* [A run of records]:
◇ ◇ ◇ ◇ ◇ ◇ ◇
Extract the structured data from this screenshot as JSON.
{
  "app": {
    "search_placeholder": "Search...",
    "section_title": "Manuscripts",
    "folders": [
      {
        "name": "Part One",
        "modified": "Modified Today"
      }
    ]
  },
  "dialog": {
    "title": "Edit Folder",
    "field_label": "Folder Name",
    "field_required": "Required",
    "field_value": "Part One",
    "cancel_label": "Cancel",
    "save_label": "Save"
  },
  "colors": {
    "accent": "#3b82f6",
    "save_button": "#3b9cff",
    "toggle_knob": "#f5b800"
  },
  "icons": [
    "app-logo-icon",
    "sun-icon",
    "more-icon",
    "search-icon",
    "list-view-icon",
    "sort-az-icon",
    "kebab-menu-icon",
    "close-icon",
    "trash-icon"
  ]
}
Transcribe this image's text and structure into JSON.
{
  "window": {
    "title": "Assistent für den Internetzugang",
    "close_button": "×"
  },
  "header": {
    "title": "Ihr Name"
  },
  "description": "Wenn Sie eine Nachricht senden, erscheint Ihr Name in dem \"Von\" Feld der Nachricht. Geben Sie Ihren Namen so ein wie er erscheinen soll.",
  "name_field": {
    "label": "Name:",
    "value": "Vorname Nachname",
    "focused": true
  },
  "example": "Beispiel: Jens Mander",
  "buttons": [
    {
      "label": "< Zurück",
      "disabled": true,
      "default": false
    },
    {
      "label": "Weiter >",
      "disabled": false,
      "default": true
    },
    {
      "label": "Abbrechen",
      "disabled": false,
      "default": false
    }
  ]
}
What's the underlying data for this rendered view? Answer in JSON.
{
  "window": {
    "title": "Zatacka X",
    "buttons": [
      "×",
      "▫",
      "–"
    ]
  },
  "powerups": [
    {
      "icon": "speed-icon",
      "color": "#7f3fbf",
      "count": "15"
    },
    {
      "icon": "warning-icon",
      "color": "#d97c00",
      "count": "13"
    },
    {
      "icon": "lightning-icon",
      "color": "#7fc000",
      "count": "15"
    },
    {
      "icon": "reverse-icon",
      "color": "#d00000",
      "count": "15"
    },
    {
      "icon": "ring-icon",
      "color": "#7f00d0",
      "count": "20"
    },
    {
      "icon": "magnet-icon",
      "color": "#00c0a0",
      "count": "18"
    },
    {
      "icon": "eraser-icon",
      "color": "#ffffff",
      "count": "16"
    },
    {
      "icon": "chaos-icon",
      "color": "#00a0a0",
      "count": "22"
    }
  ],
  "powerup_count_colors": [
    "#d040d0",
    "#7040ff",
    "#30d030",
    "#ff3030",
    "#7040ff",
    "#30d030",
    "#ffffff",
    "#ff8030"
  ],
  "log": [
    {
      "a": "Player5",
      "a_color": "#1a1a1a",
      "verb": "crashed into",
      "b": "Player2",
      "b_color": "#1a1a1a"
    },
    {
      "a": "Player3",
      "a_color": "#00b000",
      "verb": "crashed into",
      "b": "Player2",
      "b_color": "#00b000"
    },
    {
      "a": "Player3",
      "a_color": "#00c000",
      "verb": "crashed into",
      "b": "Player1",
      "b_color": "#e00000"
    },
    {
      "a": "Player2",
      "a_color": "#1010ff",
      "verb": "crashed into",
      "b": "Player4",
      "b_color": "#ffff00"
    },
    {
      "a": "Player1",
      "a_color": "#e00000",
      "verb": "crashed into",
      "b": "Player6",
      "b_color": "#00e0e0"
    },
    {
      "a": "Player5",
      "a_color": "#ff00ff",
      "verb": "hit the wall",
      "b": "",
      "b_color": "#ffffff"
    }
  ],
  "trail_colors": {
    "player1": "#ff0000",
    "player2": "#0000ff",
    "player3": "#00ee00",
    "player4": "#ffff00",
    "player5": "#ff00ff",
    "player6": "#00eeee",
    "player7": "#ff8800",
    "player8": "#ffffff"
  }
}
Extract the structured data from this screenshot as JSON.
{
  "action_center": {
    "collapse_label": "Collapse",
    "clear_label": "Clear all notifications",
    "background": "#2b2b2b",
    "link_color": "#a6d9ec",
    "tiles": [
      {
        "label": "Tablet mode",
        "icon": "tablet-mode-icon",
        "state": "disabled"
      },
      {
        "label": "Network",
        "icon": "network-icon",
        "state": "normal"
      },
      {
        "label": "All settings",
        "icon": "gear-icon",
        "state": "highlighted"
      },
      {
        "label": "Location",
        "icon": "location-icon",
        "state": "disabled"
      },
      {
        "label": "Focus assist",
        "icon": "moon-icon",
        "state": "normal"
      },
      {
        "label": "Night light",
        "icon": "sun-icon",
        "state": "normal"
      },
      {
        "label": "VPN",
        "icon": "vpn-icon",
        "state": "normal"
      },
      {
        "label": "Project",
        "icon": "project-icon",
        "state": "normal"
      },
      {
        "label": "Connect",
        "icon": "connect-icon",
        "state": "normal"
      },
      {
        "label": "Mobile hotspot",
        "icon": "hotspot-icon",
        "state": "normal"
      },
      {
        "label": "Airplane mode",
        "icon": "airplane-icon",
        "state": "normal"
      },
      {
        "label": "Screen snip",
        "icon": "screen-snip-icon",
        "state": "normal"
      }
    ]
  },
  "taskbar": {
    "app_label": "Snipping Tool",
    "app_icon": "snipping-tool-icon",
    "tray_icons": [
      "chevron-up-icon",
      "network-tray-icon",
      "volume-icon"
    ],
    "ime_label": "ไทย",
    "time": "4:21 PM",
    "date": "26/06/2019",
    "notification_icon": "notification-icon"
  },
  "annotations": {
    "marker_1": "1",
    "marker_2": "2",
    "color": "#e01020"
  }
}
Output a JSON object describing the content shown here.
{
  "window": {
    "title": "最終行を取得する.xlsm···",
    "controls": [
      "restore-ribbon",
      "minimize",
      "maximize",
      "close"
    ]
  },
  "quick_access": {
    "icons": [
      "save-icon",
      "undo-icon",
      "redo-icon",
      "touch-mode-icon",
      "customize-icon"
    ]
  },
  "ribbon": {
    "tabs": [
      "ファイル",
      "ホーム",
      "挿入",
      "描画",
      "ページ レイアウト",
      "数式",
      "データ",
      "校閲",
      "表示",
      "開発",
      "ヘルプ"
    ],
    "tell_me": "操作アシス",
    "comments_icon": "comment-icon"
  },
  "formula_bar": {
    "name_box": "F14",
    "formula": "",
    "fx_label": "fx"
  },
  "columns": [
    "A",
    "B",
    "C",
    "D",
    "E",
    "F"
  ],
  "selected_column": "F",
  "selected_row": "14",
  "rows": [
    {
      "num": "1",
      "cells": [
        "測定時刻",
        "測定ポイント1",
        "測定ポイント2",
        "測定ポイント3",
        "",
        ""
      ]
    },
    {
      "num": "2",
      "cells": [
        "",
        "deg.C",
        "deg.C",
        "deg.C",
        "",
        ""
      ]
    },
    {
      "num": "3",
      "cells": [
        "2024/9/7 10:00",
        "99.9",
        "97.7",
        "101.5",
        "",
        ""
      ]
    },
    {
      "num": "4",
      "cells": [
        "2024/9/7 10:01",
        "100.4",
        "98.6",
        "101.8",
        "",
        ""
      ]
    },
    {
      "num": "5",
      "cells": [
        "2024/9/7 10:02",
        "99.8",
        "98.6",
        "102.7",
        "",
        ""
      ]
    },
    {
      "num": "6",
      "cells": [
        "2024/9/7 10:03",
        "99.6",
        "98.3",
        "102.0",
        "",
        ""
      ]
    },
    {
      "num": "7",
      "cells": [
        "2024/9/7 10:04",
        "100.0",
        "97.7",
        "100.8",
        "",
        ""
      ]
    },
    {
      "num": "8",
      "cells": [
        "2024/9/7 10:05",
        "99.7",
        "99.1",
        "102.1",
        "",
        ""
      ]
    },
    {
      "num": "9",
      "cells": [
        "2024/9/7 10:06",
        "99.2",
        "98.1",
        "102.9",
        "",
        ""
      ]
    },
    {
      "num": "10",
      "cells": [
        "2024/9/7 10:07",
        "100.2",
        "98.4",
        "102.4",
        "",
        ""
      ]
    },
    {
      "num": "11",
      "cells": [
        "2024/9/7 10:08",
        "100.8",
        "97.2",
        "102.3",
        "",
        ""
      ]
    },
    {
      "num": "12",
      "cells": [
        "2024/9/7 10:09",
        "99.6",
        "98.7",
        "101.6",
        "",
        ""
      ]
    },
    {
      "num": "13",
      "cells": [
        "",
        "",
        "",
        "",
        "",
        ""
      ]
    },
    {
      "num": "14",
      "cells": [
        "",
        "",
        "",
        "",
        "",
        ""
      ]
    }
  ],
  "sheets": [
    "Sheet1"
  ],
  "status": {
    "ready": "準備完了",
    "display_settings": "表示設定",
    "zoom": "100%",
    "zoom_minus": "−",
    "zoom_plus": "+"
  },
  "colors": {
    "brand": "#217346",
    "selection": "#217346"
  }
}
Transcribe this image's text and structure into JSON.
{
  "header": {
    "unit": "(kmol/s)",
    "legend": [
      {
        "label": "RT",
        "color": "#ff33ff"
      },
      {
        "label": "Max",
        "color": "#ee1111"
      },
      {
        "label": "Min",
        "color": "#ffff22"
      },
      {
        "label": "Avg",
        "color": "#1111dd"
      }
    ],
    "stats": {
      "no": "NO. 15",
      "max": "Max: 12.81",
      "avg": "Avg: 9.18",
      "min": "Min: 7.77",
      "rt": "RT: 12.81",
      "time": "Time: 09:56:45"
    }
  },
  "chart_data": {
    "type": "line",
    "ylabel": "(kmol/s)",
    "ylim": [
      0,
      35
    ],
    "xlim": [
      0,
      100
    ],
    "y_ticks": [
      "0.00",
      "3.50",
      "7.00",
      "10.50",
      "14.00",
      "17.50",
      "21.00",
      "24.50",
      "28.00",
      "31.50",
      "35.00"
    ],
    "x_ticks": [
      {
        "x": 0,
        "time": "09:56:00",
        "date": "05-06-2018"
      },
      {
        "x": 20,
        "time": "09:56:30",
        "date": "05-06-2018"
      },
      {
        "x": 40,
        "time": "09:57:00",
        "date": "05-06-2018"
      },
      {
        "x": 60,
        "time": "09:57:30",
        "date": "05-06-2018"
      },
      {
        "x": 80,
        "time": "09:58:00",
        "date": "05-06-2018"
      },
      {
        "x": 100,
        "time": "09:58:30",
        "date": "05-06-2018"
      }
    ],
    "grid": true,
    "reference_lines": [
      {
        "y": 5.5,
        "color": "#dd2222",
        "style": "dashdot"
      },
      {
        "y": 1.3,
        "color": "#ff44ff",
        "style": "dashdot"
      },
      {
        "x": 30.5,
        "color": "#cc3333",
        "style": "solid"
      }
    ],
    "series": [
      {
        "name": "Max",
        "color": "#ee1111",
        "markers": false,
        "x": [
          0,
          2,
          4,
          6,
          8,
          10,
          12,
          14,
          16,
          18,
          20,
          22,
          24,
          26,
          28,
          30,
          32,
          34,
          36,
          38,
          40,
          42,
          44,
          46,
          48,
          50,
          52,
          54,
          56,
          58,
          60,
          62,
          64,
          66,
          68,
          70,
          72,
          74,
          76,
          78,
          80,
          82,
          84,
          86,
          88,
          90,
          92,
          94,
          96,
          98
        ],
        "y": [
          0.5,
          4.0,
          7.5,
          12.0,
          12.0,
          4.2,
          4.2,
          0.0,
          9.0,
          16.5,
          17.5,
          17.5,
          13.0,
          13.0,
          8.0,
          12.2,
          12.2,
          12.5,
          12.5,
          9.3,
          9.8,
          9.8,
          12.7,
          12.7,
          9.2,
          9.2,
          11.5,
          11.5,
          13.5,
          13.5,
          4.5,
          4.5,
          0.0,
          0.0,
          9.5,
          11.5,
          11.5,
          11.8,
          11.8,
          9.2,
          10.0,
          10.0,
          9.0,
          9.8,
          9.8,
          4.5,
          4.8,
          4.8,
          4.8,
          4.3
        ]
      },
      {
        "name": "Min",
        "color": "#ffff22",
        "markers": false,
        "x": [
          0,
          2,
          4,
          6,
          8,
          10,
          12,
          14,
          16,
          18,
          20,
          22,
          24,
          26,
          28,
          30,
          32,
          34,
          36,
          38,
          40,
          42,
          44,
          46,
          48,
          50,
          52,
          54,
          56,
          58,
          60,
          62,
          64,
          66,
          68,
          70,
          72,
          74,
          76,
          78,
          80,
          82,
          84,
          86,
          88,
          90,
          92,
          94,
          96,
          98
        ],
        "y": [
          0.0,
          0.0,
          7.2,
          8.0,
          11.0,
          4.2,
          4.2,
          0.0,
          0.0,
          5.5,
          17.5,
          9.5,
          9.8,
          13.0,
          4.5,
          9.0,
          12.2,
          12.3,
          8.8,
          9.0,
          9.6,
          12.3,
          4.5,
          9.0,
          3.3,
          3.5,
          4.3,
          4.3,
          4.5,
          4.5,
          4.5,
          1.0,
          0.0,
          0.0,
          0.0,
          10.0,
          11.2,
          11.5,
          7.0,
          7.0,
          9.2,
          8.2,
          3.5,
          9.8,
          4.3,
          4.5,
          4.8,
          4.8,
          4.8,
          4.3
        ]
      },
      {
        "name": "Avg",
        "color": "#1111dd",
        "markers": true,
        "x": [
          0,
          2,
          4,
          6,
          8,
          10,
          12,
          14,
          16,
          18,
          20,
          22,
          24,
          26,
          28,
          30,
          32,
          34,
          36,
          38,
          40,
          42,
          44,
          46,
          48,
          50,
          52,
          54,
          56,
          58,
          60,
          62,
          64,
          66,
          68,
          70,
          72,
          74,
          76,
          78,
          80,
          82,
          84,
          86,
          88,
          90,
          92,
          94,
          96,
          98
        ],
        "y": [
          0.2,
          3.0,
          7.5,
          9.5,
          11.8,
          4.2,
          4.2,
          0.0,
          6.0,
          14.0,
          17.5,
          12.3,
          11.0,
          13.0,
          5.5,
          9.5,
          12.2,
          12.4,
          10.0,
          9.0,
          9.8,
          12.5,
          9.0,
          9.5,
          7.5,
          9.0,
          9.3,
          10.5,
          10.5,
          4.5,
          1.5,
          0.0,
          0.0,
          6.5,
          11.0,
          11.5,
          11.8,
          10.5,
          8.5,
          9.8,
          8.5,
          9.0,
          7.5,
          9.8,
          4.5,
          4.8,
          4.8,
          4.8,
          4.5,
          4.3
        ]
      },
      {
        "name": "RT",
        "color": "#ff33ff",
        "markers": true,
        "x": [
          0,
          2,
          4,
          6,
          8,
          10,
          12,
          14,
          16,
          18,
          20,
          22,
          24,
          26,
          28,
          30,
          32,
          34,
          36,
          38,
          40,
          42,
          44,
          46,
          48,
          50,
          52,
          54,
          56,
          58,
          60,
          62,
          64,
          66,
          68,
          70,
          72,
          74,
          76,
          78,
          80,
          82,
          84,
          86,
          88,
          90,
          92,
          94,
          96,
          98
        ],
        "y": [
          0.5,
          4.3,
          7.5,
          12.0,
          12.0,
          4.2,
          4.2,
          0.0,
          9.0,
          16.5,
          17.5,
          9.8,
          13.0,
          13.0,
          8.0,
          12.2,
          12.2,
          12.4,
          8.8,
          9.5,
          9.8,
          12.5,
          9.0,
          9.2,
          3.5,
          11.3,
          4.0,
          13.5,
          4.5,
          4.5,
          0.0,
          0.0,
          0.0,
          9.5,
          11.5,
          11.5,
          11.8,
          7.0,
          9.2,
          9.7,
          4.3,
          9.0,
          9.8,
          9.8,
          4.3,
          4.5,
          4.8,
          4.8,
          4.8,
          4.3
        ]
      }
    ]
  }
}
◇ ◇ ◇ ◇ ◇ ◇ ◇
* [REQUEST]: From the records above, report the count of lines containing "time" and nothing more.

* [OUTPUT OF THE EXERCISE]: 8